◆ **RECORDED DATA**
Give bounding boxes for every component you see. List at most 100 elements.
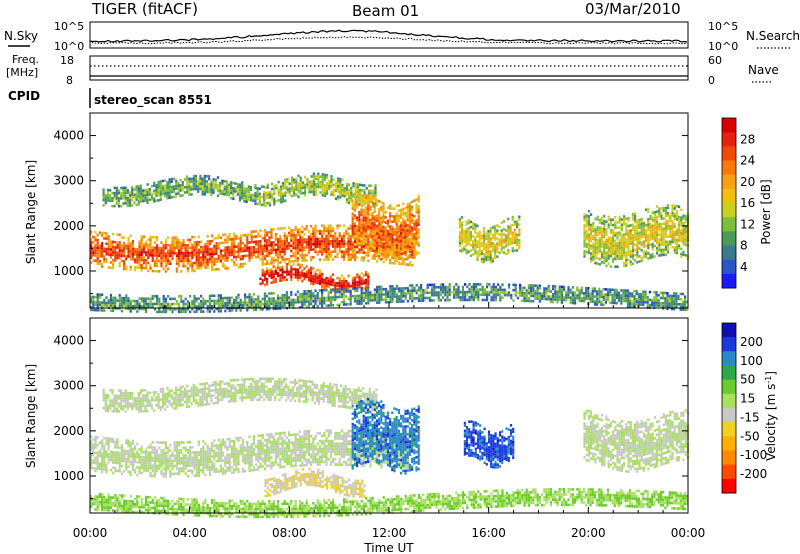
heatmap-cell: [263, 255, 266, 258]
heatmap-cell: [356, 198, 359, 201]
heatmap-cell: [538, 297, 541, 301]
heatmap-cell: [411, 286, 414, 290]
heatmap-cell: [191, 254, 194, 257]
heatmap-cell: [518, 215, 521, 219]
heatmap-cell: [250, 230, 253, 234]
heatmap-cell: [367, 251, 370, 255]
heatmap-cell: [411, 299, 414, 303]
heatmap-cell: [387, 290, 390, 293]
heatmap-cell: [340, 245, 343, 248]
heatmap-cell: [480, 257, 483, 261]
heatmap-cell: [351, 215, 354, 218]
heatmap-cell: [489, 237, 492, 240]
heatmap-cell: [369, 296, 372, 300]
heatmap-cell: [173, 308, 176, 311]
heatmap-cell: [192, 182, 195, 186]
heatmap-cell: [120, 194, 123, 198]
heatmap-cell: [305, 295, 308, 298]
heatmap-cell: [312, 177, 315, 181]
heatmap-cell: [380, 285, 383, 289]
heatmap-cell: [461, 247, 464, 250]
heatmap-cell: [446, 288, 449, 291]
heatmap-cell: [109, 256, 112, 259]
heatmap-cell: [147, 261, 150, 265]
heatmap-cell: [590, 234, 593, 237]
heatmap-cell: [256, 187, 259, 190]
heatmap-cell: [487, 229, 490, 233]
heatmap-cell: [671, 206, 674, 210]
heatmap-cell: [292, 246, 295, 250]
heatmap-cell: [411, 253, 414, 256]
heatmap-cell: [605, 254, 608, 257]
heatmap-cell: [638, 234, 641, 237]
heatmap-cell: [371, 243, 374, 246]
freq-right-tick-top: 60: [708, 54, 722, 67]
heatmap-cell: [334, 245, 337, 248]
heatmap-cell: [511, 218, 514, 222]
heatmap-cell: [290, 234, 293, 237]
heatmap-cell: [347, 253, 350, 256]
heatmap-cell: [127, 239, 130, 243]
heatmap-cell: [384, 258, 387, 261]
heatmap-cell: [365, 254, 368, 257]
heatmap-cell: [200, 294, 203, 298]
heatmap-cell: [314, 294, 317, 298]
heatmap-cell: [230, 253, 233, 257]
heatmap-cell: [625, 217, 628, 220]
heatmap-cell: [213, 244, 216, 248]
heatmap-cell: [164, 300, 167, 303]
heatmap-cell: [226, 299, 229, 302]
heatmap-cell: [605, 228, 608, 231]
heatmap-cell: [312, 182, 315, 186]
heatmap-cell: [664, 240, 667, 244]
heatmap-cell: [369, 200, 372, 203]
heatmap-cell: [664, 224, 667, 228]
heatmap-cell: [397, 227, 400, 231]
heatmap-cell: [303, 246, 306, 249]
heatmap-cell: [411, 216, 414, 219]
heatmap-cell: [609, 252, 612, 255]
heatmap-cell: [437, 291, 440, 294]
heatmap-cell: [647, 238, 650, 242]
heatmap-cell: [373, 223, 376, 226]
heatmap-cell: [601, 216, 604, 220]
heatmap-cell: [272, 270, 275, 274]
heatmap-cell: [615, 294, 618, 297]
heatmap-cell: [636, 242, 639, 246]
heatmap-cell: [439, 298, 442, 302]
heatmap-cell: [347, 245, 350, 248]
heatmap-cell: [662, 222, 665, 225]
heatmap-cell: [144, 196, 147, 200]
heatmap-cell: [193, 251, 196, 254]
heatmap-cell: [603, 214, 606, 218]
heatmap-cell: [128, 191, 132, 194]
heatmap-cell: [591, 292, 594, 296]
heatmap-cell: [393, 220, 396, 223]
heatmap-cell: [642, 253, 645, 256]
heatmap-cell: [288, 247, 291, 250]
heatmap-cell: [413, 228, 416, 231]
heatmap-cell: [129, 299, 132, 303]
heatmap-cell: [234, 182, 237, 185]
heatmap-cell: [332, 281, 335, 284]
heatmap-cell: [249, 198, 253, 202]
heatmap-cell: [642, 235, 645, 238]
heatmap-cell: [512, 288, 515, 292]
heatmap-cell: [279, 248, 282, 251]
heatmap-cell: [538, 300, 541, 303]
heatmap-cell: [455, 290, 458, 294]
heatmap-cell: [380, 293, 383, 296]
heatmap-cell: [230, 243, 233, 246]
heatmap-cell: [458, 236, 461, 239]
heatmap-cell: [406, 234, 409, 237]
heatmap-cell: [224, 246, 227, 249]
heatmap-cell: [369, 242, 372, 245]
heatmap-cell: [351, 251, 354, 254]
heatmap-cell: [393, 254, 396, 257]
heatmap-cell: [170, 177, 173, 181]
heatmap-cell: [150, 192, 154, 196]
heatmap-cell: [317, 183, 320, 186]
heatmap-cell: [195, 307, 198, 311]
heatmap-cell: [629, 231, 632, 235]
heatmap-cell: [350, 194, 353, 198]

...

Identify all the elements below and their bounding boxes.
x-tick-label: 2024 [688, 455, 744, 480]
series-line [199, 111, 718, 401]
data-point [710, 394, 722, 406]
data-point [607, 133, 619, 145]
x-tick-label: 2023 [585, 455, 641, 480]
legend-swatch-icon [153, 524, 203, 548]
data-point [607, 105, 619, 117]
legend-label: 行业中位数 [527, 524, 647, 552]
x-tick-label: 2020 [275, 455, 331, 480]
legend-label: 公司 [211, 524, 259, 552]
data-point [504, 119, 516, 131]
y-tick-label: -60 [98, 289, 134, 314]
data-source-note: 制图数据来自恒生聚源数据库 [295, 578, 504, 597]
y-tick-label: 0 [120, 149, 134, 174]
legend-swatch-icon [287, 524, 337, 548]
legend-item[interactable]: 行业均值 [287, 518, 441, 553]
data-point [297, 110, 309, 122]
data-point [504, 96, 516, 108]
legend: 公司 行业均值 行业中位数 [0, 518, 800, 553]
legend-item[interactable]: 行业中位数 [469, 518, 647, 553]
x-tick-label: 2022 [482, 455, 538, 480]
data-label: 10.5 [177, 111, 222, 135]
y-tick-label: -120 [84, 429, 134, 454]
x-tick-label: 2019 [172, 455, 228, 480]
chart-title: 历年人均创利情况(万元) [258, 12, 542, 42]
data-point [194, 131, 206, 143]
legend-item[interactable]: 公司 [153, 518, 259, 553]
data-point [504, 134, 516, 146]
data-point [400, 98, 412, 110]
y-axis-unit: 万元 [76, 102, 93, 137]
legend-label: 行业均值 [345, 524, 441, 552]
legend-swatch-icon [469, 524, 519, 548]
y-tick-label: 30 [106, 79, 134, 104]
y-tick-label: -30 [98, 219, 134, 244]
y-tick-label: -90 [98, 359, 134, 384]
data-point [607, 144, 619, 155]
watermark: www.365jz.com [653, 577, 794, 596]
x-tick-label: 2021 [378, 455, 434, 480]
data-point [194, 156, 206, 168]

...

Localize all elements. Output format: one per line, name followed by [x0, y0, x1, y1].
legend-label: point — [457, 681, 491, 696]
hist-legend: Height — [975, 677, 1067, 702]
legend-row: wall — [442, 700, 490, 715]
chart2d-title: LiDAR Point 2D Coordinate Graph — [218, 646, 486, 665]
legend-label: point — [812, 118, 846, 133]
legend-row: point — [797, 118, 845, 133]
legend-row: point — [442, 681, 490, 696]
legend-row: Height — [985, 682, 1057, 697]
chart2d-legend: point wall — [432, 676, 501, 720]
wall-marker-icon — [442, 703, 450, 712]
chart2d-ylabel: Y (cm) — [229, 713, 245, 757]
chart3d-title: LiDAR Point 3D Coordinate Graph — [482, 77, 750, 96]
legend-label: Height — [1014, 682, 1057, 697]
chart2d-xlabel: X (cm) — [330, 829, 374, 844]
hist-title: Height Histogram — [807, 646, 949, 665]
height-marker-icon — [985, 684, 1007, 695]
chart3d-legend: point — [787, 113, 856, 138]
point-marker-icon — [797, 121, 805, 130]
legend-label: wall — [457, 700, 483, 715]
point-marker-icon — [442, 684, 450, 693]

◆ **EXERCISE PROMPT**
List the rows from the one containing "heatmap-cell: [263, 255, 266, 258]" through the one containing "heatmap-cell: [340, 245, 343, 248]" as a JSON array of strings, with one string per row and any blank rows omitted.

◆ **REPLY TO THE EXERCISE**
[
  "heatmap-cell: [263, 255, 266, 258]",
  "heatmap-cell: [356, 198, 359, 201]",
  "heatmap-cell: [538, 297, 541, 301]",
  "heatmap-cell: [411, 286, 414, 290]",
  "heatmap-cell: [191, 254, 194, 257]",
  "heatmap-cell: [518, 215, 521, 219]",
  "heatmap-cell: [250, 230, 253, 234]",
  "heatmap-cell: [367, 251, 370, 255]",
  "heatmap-cell: [411, 299, 414, 303]",
  "heatmap-cell: [387, 290, 390, 293]",
  "heatmap-cell: [340, 245, 343, 248]"
]